◆ EXERCISE DETAILS
Identify and reproduce every line holding the string "системы".

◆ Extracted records
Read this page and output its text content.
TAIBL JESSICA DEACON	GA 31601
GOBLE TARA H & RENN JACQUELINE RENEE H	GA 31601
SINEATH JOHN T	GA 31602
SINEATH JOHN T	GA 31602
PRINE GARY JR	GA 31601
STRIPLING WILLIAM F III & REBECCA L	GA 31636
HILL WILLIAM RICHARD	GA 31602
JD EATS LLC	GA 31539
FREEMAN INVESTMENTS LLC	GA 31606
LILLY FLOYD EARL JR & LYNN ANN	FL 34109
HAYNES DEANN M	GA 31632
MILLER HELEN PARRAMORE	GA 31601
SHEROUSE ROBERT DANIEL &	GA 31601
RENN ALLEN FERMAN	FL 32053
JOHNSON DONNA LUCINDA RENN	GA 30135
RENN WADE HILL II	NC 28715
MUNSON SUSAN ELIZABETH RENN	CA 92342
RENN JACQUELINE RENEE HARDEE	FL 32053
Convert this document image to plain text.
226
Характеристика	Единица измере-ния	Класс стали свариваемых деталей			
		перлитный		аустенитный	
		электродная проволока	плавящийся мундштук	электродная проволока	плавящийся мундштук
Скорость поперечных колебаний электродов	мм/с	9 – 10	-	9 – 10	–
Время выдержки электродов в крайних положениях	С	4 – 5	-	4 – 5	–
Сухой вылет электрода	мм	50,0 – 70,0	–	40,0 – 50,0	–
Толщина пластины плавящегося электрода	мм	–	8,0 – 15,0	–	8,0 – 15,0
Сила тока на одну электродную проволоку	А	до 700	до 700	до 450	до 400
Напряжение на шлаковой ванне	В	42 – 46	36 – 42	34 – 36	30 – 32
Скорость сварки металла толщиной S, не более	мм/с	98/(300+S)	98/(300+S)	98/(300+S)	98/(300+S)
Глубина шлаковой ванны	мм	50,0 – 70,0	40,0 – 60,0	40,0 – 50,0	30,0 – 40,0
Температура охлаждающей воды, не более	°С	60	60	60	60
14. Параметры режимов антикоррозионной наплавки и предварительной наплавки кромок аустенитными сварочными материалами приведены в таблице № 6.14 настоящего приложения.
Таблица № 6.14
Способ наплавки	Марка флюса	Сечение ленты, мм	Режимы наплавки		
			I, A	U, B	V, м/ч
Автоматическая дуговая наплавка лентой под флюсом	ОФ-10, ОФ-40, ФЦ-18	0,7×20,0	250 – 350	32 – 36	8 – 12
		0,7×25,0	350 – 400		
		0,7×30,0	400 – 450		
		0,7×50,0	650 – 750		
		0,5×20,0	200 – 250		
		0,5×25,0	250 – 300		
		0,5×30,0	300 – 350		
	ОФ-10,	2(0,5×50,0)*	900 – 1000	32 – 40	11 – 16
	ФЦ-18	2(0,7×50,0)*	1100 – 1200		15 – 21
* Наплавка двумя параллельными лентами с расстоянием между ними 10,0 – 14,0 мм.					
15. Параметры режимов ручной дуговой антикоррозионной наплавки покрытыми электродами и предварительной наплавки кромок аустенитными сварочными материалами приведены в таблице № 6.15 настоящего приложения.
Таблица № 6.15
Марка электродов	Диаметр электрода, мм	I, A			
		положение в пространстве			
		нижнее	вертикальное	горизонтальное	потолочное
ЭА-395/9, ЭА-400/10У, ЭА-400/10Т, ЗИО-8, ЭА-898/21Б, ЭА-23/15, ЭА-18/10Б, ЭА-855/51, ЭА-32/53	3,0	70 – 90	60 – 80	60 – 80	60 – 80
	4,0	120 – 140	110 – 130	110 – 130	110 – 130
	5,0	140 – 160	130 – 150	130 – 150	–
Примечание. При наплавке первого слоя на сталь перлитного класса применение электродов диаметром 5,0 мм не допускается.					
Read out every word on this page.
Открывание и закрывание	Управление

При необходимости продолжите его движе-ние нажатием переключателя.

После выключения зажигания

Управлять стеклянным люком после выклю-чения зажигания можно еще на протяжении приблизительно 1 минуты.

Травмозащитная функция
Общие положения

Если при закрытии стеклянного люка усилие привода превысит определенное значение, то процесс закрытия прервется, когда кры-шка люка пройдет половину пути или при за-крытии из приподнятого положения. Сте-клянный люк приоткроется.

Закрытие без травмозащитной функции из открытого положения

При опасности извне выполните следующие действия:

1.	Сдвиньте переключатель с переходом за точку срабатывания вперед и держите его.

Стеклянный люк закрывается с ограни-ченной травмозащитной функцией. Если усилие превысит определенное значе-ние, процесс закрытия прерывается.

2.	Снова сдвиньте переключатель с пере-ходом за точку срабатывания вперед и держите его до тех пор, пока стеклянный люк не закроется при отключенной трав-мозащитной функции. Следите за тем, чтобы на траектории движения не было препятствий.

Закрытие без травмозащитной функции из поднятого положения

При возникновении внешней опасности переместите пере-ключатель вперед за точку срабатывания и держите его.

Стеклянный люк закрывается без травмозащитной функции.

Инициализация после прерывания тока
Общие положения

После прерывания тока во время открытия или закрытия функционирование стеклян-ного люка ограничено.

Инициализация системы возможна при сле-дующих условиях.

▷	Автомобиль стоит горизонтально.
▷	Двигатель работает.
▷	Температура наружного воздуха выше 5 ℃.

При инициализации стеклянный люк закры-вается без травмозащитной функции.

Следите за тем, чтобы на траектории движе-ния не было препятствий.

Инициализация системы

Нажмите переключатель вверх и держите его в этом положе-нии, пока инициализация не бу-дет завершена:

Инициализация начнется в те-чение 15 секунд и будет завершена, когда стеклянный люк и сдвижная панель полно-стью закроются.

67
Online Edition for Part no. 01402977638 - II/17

◆ COMPLETED TASK
Инициализация системы возможна при сле-дующих условиях.
Инициализация системы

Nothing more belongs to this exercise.